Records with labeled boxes

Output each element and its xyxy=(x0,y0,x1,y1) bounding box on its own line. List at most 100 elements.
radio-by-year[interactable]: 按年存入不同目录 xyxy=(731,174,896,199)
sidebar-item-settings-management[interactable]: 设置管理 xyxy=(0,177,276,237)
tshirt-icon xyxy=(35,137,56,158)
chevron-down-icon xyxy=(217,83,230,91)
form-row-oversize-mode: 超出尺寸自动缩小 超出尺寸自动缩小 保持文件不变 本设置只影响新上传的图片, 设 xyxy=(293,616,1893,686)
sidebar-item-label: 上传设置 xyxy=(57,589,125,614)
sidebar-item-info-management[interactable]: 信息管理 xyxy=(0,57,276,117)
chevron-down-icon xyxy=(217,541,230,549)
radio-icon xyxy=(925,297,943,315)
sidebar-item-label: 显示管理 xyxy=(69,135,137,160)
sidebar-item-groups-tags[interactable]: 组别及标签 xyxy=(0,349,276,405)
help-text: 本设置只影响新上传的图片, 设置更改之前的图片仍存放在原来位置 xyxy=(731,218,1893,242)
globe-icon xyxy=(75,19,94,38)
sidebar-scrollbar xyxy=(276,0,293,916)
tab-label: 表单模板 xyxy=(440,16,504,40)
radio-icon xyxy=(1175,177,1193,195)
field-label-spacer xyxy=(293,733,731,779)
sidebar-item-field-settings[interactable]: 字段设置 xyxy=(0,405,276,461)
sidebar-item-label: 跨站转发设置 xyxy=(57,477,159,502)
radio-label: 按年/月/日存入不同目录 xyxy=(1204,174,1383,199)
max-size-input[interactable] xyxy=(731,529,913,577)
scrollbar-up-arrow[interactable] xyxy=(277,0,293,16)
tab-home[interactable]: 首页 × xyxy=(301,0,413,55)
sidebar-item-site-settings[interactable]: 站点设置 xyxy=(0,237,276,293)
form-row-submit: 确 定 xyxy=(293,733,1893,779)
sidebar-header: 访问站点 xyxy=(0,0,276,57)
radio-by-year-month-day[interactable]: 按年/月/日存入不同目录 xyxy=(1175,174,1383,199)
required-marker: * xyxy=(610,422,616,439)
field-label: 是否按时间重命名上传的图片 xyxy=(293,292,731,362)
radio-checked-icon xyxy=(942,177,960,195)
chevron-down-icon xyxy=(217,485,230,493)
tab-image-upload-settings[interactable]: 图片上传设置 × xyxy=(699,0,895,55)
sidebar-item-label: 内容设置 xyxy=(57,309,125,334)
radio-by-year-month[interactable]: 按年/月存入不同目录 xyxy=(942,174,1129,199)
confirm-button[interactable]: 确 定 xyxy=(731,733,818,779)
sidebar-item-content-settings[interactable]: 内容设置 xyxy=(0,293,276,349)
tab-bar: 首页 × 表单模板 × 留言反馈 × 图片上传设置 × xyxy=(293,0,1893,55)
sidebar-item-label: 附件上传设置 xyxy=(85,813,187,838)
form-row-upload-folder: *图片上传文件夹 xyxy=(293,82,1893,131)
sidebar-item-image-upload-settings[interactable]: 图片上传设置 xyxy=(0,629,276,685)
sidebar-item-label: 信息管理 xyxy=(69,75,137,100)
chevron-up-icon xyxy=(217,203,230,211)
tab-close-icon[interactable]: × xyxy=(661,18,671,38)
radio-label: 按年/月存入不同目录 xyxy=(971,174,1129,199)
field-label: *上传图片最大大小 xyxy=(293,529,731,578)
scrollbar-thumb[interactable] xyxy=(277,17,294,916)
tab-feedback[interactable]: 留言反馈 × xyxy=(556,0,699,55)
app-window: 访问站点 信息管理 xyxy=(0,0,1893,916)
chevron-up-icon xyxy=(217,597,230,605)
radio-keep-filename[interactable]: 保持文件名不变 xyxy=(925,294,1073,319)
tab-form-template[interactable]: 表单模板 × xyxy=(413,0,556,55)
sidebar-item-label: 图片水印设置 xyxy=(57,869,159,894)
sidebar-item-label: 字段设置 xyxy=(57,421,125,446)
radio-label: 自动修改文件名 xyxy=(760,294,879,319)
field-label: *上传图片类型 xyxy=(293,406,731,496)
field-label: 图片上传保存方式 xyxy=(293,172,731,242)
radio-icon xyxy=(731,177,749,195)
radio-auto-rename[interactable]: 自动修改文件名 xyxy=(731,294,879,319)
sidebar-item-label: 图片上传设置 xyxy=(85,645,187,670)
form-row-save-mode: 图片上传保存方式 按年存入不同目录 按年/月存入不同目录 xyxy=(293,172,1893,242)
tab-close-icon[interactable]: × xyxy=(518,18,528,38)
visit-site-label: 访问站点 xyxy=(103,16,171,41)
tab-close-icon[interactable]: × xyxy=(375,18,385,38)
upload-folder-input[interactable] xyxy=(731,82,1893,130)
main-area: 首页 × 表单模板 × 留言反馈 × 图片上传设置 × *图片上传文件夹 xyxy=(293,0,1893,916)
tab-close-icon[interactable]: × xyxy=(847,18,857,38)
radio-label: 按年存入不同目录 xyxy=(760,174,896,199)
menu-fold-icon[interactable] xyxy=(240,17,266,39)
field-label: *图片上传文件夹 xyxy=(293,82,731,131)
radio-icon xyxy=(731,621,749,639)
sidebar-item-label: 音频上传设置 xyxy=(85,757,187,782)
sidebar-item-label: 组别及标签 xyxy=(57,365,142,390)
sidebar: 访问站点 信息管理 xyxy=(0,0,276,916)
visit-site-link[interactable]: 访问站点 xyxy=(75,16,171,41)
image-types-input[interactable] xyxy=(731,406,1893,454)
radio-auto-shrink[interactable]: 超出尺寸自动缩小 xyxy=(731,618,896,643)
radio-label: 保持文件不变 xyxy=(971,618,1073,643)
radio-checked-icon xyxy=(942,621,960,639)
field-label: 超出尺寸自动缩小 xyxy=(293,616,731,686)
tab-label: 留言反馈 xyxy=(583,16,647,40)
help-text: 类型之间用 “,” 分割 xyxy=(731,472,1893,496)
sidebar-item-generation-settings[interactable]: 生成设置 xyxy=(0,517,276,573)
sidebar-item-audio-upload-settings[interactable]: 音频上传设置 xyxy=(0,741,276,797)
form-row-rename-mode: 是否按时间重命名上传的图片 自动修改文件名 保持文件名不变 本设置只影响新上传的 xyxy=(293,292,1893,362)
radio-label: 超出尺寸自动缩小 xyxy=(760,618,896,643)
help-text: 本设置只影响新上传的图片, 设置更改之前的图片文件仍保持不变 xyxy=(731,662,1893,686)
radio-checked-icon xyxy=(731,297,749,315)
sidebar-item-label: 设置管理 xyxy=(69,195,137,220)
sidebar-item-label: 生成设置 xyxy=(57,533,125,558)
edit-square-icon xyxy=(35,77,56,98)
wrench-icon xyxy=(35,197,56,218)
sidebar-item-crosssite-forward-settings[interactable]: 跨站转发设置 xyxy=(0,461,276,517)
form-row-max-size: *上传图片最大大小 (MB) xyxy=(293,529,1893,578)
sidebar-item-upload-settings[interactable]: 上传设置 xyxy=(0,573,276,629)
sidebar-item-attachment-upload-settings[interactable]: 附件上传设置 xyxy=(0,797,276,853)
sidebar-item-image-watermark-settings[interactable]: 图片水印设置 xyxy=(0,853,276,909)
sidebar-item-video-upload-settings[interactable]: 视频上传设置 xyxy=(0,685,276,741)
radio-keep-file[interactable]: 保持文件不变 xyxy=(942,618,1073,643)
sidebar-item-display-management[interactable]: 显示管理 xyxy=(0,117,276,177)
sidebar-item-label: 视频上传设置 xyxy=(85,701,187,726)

● Given problem:
Copy out, word for word, everything in the records from the first line down to and including the line that contains "tshirt-icon xyxy=(35,137,56,158)".

● Answer to this exercise:
Output each element and its xyxy=(x0,y0,x1,y1) bounding box on its own line. List at most 100 elements.
radio-by-year[interactable]: 按年存入不同目录 xyxy=(731,174,896,199)
sidebar-item-settings-management[interactable]: 设置管理 xyxy=(0,177,276,237)
tshirt-icon xyxy=(35,137,56,158)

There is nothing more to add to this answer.